Data entries
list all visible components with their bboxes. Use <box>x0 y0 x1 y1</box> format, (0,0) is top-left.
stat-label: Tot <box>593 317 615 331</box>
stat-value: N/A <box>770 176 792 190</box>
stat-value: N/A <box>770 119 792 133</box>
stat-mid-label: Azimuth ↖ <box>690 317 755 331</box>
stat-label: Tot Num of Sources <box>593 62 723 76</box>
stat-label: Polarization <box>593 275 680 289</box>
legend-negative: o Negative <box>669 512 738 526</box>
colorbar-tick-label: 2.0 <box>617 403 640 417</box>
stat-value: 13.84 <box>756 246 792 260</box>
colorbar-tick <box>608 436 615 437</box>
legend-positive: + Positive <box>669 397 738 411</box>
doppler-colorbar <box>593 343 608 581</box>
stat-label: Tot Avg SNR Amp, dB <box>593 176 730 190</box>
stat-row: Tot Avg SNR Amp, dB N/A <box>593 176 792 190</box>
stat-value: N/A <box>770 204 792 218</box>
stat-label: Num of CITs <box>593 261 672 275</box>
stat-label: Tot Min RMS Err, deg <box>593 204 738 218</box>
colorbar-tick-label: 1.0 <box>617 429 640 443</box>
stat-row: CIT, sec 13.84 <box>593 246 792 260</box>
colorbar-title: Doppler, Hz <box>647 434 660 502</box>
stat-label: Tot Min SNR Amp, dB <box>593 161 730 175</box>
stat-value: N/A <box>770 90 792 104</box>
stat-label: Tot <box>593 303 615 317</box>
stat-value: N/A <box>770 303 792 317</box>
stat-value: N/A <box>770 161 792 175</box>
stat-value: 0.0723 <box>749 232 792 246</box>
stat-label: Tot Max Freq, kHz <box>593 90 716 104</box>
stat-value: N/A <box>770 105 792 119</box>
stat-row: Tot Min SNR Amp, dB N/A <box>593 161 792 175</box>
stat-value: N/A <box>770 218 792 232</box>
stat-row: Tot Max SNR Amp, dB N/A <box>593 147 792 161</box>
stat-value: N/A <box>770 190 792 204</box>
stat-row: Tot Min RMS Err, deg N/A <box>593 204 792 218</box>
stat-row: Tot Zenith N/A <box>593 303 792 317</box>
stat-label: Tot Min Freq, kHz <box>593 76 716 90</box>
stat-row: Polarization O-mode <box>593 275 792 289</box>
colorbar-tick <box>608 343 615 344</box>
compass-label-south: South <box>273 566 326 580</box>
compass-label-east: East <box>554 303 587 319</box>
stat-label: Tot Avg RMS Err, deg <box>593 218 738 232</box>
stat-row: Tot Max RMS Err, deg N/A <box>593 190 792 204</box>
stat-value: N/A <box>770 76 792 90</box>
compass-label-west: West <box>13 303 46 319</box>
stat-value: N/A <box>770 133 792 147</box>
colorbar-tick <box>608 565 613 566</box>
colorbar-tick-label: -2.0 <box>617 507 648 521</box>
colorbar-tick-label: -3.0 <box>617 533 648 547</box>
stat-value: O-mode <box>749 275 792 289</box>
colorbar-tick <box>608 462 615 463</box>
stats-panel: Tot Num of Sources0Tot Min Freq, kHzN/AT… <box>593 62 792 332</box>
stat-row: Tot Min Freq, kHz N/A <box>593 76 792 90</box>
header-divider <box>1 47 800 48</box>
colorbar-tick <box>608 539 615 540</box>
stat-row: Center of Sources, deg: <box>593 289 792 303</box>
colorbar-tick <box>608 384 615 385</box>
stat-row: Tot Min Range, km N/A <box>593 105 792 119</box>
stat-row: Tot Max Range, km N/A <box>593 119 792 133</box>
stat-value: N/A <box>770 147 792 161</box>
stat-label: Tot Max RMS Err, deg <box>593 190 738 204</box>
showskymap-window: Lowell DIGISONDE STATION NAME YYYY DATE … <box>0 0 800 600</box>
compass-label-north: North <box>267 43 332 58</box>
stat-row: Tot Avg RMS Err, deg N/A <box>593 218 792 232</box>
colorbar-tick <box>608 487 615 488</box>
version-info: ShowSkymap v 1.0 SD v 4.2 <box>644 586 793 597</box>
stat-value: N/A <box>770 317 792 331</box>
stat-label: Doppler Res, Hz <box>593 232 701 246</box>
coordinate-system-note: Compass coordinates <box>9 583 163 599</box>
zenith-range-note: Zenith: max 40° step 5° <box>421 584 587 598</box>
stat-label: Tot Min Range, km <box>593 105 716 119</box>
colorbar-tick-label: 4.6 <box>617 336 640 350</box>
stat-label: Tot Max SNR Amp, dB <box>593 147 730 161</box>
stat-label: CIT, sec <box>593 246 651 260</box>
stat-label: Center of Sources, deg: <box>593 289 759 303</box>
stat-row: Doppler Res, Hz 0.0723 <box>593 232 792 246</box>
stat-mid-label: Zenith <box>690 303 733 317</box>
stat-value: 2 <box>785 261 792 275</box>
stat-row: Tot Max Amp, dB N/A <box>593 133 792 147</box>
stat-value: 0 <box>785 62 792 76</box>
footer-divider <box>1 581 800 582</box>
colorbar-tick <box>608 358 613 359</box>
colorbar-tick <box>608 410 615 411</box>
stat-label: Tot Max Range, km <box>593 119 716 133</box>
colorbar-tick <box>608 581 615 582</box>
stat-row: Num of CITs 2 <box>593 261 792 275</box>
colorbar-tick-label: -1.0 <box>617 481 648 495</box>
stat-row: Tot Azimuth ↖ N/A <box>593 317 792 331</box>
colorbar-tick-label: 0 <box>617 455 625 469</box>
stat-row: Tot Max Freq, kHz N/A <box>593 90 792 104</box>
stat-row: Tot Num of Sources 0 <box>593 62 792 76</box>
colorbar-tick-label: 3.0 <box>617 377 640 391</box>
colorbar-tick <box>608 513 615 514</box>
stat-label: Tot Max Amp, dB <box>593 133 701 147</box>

• Challenge
Format every line of the listing above as a numbered list, omitting any blank lines.

• The response
1. list all visible components with their bboxes. Use <box>x0 y0 x1 y1</box> format, (0,0) is top-left.
2. stat-label: Tot <box>593 317 615 331</box>
3. stat-value: N/A <box>770 176 792 190</box>
4. stat-value: N/A <box>770 119 792 133</box>
5. stat-mid-label: Azimuth ↖ <box>690 317 755 331</box>
6. stat-label: Tot Num of Sources <box>593 62 723 76</box>
7. stat-label: Polarization <box>593 275 680 289</box>
8. legend-negative: o Negative <box>669 512 738 526</box>
9. colorbar-tick-label: 2.0 <box>617 403 640 417</box>
10. stat-value: 13.84 <box>756 246 792 260</box>
11. colorbar-tick <box>608 436 615 437</box>
12. legend-positive: + Positive <box>669 397 738 411</box>
13. doppler-colorbar <box>593 343 608 581</box>
14. stat-label: Tot Avg SNR Amp, dB <box>593 176 730 190</box>
15. stat-row: Tot Avg SNR Amp, dB N/A <box>593 176 792 190</box>
16. stat-value: N/A <box>770 204 792 218</box>
17. stat-label: Num of CITs <box>593 261 672 275</box>
18. stat-label: Tot Min RMS Err, deg <box>593 204 738 218</box>
19. colorbar-tick-label: 1.0 <box>617 429 640 443</box>
20. stat-row: CIT, sec 13.84 <box>593 246 792 260</box>
21. colorbar-title: Doppler, Hz <box>647 434 660 502</box>
22. stat-label: Tot Min SNR Amp, dB <box>593 161 730 175</box>
23. stat-value: N/A <box>770 90 792 104</box>
24. stat-label: Tot <box>593 303 615 317</box>
25. stat-value: N/A <box>770 303 792 317</box>
26. stat-value: N/A <box>770 161 792 175</box>
27. stat-value: 0.0723 <box>749 232 792 246</box>
28. stat-label: Tot Max Freq, kHz <box>593 90 716 104</box>
29. stat-value: N/A <box>770 105 792 119</box>
30. stat-row: Tot Min SNR Amp, dB N/A <box>593 161 792 175</box>
31. stat-value: N/A <box>770 218 792 232</box>
32. stat-row: Tot Max SNR Amp, dB N/A <box>593 147 792 161</box>
33. stat-value: N/A <box>770 190 792 204</box>
34. stat-row: Tot Min RMS Err, deg N/A <box>593 204 792 218</box>
35. stat-row: Tot Zenith N/A <box>593 303 792 317</box>
36. stat-label: Tot Min Freq, kHz <box>593 76 716 90</box>
37. stat-row: Polarization O-mode <box>593 275 792 289</box>
38. colorbar-tick <box>608 343 615 344</box>
39. compass-label-south: South <box>273 566 326 580</box>
40. compass-label-east: East <box>554 303 587 319</box>
41. stat-label: Tot Avg RMS Err, deg <box>593 218 738 232</box>
42. stat-row: Tot Max RMS Err, deg N/A <box>593 190 792 204</box>
43. stat-value: N/A <box>770 76 792 90</box>
44. compass-label-west: West <box>13 303 46 319</box>
45. stat-value: N/A <box>770 133 792 147</box>
46. colorbar-tick <box>608 565 613 566</box>
47. colorbar-tick-label: -2.0 <box>617 507 648 521</box>
48. colorbar-tick-label: -3.0 <box>617 533 648 547</box>
49. stat-value: O-mode <box>749 275 792 289</box>
50. colorbar-tick <box>608 462 615 463</box>
51. stats-panel: Tot Num of Sources0Tot Min Freq, kHzN/AT… <box>593 62 792 332</box>
52. stat-row: Tot Min Freq, kHz N/A <box>593 76 792 90</box>
53. header-divider <box>1 47 800 48</box>
54. colorbar-tick <box>608 539 615 540</box>
55. stat-row: Center of Sources, deg: <box>593 289 792 303</box>
56. colorbar-tick <box>608 384 615 385</box>
57. stat-row: Tot Min Range, km N/A <box>593 105 792 119</box>
58. stat-row: Tot Max Range, km N/A <box>593 119 792 133</box>
59. stat-value: N/A <box>770 147 792 161</box>
60. stat-label: Tot Max RMS Err, deg <box>593 190 738 204</box>
61. showskymap-window: Lowell DIGISONDE STATION NAME YYYY DATE … <box>0 0 800 600</box>
62. compass-label-north: North <box>267 43 332 58</box>
63. stat-row: Tot Avg RMS Err, deg N/A <box>593 218 792 232</box>
64. colorbar-tick <box>608 487 615 488</box>
65. version-info: ShowSkymap v 1.0 SD v 4.2 <box>644 586 793 597</box>
66. stat-value: N/A <box>770 317 792 331</box>
67. stat-label: Doppler Res, Hz <box>593 232 701 246</box>
68. coordinate-system-note: Compass coordinates <box>9 583 163 599</box>
69. zenith-range-note: Zenith: max 40° step 5° <box>421 584 587 598</box>
70. stat-label: Tot Min Range, km <box>593 105 716 119</box>
71. colorbar-tick-label: 4.6 <box>617 336 640 350</box>
72. stat-label: Tot Max SNR Amp, dB <box>593 147 730 161</box>
73. stat-label: CIT, sec <box>593 246 651 260</box>
74. stat-label: Center of Sources, deg: <box>593 289 759 303</box>
75. stat-row: Doppler Res, Hz 0.0723 <box>593 232 792 246</box>
76. stat-mid-label: Zenith <box>690 303 733 317</box>
77. stat-value: 2 <box>785 261 792 275</box>
78. stat-row: Tot Max Amp, dB N/A <box>593 133 792 147</box>
79. stat-value: 0 <box>785 62 792 76</box>
80. footer-divider <box>1 581 800 582</box>
81. colorbar-tick <box>608 358 613 359</box>
82. colorbar-tick <box>608 410 615 411</box>
83. stat-label: Tot Max Range, km <box>593 119 716 133</box>
84. colorbar-tick <box>608 581 615 582</box>
85. stat-row: Num of CITs 2 <box>593 261 792 275</box>
86. colorbar-tick-label: -1.0 <box>617 481 648 495</box>
87. stat-row: Tot Azimuth ↖ N/A <box>593 317 792 331</box>
88. colorbar-tick-label: 0 <box>617 455 625 469</box>
89. stat-row: Tot Max Freq, kHz N/A <box>593 90 792 104</box>
90. stat-row: Tot Num of Sources 0 <box>593 62 792 76</box>
91. colorbar-tick-label: 3.0 <box>617 377 640 391</box>
92. colorbar-tick <box>608 513 615 514</box>
93. stat-label: Tot Max Amp, dB <box>593 133 701 147</box>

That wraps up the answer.